#### GOAL:
Examine the records and identify each line that includes the string "count". Copy those lines.

=== RECORDS FOR THE EXERCISE ===

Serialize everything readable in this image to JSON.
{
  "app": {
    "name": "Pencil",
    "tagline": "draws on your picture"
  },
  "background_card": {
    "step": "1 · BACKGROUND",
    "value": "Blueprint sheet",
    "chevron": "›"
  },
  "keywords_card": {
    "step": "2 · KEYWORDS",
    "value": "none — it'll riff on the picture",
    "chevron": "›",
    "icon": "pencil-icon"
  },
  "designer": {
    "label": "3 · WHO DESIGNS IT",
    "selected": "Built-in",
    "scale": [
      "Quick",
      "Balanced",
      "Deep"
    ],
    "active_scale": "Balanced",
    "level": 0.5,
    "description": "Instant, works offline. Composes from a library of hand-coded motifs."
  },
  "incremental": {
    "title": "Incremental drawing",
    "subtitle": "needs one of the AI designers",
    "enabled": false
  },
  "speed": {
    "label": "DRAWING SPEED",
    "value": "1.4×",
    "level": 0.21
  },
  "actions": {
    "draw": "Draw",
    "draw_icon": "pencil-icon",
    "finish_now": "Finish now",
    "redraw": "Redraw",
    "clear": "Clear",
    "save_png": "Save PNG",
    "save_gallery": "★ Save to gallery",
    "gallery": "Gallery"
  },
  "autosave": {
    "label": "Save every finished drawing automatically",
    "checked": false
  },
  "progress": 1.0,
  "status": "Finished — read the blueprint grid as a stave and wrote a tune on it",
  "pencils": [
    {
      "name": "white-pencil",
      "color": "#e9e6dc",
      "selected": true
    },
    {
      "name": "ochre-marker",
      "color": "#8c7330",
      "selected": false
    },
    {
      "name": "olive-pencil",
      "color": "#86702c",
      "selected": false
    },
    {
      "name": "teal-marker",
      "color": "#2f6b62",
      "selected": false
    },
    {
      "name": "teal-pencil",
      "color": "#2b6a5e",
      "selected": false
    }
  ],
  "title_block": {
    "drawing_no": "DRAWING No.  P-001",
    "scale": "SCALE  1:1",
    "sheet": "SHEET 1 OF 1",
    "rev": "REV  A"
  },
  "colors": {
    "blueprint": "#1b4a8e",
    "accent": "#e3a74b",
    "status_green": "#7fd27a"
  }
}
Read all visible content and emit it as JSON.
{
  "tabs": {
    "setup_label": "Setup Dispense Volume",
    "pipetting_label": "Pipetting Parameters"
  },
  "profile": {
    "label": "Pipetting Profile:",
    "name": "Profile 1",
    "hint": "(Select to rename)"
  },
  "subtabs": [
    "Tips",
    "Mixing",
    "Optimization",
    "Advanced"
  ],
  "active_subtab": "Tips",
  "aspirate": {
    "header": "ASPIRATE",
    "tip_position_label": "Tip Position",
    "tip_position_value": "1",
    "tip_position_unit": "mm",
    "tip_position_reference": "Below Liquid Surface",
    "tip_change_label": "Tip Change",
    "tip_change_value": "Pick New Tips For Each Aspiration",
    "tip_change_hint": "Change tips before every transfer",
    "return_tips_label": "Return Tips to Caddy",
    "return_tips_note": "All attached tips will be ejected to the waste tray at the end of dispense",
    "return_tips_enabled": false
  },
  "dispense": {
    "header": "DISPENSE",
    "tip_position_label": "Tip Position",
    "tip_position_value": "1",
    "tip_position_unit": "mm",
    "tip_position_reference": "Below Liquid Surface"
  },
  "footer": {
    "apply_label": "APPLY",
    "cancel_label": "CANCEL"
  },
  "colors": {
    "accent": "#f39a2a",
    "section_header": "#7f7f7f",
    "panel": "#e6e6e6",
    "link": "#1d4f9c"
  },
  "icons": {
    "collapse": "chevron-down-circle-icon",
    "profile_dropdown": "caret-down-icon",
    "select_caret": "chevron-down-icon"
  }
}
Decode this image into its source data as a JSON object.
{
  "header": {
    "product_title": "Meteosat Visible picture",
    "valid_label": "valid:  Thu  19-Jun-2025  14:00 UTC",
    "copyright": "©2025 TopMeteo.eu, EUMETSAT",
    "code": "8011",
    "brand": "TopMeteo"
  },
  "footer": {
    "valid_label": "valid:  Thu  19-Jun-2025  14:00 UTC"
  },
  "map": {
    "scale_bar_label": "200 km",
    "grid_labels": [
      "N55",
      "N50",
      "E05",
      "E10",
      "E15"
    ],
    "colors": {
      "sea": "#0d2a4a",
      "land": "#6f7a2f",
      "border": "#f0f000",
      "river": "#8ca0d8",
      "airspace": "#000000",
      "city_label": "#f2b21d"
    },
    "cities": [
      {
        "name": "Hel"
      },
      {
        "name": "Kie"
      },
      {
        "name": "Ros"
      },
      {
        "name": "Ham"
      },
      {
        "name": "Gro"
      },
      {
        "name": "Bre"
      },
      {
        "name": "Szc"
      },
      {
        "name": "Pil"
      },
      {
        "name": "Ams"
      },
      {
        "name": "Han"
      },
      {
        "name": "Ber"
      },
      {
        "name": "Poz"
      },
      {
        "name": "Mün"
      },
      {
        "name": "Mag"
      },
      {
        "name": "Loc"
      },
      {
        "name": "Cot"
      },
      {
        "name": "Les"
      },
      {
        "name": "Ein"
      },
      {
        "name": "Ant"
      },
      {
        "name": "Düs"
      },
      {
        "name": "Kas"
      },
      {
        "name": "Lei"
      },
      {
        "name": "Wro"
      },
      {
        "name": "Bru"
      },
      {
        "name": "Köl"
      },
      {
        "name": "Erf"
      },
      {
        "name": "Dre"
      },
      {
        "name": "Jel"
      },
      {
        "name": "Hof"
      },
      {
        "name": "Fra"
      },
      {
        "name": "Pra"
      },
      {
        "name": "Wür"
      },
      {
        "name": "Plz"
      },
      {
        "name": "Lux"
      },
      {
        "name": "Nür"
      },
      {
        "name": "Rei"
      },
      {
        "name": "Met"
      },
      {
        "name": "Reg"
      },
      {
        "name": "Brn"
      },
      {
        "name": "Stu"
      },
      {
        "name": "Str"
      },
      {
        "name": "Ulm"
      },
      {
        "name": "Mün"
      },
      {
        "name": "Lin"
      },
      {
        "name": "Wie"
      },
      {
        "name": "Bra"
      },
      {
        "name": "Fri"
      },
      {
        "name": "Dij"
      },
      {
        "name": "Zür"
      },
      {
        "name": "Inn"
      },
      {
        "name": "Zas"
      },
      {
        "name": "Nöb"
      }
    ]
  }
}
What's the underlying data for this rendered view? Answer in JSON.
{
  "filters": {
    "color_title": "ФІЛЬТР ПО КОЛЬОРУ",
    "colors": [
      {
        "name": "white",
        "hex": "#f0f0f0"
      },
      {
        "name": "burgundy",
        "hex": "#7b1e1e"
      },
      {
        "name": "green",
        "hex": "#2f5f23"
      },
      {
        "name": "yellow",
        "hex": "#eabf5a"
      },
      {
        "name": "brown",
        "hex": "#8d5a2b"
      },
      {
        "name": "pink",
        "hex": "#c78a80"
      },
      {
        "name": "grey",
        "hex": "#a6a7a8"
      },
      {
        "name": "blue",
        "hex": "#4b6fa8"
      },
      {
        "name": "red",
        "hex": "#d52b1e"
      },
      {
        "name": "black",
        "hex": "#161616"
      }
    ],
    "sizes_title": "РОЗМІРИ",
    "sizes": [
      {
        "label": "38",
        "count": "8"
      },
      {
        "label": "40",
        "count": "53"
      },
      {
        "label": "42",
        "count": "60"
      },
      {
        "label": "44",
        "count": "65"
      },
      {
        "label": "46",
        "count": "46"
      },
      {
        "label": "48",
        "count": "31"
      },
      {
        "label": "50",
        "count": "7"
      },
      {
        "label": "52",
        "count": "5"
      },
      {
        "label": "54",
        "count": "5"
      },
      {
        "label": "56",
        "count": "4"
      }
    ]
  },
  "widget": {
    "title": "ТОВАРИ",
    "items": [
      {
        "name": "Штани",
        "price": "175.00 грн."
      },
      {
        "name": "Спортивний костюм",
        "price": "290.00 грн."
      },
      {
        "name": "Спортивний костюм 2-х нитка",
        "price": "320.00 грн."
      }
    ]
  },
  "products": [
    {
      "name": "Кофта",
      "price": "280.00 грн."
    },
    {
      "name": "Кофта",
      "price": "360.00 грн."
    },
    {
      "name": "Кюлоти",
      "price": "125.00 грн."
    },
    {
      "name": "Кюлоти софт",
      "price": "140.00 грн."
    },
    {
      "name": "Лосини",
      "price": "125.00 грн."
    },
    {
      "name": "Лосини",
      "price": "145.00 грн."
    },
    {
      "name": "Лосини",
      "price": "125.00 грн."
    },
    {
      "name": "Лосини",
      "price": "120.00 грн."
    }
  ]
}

===

#### THE ANSWER:
        "count": "8"
        "count": "53"
        "count": "60"
        "count": "65"
        "count": "46"
        "count": "31"
        "count": "7"
        "count": "5"
        "count": "5"
        "count": "4"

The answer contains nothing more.